(SET EXERCISE) Locate every line that holds the string "sont" and copy it.

--- BEGIN EXERCISE MATERIAL ---

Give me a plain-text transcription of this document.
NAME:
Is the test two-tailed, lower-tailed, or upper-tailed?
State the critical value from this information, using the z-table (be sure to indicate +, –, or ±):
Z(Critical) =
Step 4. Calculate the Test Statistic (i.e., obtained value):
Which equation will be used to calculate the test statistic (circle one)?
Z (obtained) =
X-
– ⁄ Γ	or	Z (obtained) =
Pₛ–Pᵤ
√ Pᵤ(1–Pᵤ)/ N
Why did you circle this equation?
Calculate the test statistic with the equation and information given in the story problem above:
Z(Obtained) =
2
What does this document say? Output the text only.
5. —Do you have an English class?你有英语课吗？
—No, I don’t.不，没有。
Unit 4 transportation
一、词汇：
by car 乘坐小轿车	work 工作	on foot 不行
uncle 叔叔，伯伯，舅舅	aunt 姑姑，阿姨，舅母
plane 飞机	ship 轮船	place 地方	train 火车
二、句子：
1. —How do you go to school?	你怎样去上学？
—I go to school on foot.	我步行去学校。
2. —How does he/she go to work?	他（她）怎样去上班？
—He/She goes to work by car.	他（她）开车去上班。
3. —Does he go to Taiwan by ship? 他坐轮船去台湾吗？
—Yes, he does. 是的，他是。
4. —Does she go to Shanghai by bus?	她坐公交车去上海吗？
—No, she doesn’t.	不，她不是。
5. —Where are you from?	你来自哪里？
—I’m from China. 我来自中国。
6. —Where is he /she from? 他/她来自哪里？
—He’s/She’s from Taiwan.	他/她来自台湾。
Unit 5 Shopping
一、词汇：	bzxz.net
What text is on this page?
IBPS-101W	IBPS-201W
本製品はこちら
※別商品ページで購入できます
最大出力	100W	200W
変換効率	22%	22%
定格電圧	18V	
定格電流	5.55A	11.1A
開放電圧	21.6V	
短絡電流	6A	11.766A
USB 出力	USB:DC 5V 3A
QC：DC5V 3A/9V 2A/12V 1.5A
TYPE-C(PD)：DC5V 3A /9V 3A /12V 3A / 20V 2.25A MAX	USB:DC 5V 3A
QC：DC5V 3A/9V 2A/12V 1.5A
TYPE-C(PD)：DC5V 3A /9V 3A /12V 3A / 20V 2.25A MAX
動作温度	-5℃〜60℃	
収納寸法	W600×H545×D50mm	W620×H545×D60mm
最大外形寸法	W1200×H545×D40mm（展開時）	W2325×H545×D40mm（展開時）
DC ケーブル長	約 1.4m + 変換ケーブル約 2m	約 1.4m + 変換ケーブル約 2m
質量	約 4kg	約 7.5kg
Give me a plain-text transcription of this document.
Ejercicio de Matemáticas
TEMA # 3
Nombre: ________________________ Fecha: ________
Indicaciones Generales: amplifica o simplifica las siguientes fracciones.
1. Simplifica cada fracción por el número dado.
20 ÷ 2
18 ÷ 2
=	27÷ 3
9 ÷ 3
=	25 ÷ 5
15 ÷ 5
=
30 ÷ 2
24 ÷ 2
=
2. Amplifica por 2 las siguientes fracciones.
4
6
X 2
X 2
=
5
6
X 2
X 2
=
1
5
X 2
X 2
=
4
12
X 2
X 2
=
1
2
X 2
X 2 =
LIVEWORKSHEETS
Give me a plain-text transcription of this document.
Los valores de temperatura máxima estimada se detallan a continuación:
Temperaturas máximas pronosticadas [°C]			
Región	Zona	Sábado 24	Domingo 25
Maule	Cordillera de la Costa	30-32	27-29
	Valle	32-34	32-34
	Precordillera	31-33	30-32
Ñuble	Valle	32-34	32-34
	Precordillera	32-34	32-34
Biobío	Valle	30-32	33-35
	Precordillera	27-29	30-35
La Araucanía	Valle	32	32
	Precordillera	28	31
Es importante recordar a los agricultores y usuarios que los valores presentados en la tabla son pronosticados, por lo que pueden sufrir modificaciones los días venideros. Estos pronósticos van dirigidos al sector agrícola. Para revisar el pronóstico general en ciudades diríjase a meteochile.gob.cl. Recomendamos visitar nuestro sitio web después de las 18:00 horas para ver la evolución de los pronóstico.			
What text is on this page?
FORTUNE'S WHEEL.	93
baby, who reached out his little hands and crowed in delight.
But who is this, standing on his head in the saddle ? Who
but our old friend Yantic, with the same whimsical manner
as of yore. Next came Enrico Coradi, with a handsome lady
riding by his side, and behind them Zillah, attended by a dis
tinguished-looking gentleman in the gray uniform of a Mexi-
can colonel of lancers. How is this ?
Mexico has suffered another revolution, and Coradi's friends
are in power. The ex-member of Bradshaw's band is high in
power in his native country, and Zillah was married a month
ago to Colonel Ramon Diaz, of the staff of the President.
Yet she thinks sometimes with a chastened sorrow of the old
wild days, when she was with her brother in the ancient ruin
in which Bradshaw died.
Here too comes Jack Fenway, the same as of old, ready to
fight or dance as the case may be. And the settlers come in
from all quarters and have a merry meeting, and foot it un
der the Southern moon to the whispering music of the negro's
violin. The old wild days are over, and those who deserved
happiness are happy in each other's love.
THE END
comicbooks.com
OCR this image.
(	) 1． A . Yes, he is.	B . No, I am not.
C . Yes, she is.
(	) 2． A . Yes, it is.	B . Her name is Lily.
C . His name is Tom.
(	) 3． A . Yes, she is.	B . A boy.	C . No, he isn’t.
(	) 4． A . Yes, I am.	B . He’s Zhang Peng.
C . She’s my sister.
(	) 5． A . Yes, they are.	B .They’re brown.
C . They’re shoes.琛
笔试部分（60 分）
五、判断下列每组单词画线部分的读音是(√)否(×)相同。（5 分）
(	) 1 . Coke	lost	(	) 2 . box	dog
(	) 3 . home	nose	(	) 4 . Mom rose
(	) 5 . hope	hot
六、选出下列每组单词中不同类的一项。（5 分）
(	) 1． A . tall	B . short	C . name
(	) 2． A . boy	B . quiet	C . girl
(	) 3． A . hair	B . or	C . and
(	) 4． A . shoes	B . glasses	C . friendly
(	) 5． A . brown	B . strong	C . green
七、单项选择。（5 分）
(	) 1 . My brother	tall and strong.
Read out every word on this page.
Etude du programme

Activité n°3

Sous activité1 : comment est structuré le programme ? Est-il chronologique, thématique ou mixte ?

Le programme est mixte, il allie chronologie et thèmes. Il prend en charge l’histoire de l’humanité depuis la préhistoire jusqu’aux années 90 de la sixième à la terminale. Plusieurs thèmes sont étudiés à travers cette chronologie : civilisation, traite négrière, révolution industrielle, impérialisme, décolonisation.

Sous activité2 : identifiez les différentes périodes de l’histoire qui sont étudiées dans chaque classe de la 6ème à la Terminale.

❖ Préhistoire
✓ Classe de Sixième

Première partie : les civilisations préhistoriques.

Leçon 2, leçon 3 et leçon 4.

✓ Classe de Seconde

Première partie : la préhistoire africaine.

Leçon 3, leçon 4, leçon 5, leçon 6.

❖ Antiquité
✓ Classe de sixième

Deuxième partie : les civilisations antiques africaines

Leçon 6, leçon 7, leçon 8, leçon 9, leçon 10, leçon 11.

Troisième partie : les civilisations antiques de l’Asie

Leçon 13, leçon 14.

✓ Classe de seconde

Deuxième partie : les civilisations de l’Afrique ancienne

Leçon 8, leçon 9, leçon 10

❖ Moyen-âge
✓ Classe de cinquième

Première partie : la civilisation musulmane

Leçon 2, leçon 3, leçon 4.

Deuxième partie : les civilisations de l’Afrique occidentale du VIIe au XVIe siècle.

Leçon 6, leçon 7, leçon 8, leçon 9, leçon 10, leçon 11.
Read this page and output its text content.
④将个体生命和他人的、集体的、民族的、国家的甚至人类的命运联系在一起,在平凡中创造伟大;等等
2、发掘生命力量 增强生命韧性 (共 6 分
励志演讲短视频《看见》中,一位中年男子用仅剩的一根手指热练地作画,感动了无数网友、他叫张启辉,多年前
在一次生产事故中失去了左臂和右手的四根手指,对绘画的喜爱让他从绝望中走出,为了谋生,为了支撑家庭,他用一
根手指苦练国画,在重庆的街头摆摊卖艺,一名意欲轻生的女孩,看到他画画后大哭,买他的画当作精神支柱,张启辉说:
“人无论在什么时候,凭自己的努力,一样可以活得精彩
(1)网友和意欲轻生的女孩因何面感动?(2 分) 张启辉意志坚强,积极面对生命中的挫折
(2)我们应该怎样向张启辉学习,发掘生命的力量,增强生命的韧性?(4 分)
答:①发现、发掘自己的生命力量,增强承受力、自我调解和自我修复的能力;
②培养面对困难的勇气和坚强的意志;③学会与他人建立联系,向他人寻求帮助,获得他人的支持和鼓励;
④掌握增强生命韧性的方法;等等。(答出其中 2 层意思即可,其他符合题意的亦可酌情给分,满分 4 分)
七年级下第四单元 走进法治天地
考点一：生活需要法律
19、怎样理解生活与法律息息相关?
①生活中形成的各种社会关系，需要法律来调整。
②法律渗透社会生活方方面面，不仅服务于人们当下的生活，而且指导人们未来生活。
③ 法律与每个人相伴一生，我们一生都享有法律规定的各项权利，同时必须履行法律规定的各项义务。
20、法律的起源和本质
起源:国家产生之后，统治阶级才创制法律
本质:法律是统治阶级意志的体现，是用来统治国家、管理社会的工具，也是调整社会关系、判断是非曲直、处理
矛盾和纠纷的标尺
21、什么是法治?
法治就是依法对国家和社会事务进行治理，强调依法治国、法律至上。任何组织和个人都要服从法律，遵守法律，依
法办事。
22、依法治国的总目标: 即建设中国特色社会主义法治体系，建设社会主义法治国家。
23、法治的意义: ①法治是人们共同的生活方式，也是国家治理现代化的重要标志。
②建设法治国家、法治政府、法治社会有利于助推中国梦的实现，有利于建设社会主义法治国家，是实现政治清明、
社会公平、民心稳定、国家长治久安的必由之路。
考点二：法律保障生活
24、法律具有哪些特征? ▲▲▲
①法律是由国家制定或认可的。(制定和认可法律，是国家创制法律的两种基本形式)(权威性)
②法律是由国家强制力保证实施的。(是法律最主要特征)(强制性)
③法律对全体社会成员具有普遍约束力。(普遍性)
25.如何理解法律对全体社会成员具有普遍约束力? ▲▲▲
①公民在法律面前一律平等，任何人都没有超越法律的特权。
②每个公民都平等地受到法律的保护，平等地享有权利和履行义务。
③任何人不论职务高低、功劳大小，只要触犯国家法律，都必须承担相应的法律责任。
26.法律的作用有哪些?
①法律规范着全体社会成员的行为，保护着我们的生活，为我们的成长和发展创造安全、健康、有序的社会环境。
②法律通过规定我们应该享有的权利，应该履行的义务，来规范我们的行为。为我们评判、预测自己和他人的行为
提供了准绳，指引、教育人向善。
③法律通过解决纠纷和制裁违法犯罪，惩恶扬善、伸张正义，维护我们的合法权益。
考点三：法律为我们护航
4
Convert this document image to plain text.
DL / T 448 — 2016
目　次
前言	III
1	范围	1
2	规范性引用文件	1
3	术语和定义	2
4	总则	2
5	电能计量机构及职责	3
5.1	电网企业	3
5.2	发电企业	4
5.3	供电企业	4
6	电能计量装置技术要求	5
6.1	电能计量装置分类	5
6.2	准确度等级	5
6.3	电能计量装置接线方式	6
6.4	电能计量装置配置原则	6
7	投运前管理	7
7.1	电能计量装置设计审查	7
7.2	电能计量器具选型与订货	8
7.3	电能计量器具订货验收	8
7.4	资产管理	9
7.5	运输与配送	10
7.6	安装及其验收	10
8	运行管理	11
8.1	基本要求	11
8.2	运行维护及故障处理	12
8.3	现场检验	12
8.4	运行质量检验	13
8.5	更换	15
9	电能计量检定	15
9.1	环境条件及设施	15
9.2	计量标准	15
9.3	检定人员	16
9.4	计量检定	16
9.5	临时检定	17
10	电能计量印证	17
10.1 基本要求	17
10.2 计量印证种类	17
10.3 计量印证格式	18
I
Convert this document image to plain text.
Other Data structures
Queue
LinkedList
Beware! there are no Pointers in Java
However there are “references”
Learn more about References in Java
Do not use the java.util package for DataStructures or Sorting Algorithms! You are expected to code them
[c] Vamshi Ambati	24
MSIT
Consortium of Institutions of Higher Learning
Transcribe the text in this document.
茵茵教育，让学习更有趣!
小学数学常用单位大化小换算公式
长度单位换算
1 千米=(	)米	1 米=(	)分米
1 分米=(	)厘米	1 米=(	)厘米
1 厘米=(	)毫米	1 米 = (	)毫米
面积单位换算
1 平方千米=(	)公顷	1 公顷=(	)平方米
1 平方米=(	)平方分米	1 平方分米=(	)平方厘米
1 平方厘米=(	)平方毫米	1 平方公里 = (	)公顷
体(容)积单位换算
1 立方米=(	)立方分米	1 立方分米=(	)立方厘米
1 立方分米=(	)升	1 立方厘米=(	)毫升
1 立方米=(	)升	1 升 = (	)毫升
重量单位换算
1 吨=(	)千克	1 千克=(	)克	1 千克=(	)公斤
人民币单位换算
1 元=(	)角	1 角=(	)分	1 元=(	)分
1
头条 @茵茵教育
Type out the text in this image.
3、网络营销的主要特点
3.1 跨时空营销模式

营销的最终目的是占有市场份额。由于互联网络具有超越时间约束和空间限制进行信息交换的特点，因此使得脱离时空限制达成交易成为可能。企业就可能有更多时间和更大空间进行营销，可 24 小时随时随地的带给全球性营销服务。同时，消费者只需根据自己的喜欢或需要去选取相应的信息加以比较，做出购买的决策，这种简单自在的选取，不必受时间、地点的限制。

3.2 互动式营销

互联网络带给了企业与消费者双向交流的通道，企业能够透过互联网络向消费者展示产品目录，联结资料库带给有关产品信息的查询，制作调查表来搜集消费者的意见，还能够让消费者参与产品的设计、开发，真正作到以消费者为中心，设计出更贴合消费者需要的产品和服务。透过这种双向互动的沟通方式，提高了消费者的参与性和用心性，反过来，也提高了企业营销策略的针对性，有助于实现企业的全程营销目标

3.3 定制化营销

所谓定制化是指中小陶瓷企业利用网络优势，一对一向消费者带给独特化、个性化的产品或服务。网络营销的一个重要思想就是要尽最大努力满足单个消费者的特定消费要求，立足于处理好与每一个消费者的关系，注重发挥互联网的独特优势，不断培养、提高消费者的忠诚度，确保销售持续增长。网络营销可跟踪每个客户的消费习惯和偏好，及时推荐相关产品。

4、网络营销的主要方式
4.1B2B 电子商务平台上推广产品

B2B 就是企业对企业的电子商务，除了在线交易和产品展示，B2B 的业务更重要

--- END EXERCISE MATERIAL ---

(EXPECTED ANSWER)
Le programme est mixte, il allie chronologie et thèmes. Il prend en charge l’histoire de l’humanité depuis la préhistoire jusqu’aux années 90 de la sixième à la terminale. Plusieurs thèmes sont étudiés à travers cette chronologie : civilisation, traite négrière, révolution industrielle, impérialisme, décolonisation.
Sous activité2 : identifiez les différentes périodes de l’histoire qui sont étudiées dans chaque classe de la 6ème à la Terminale.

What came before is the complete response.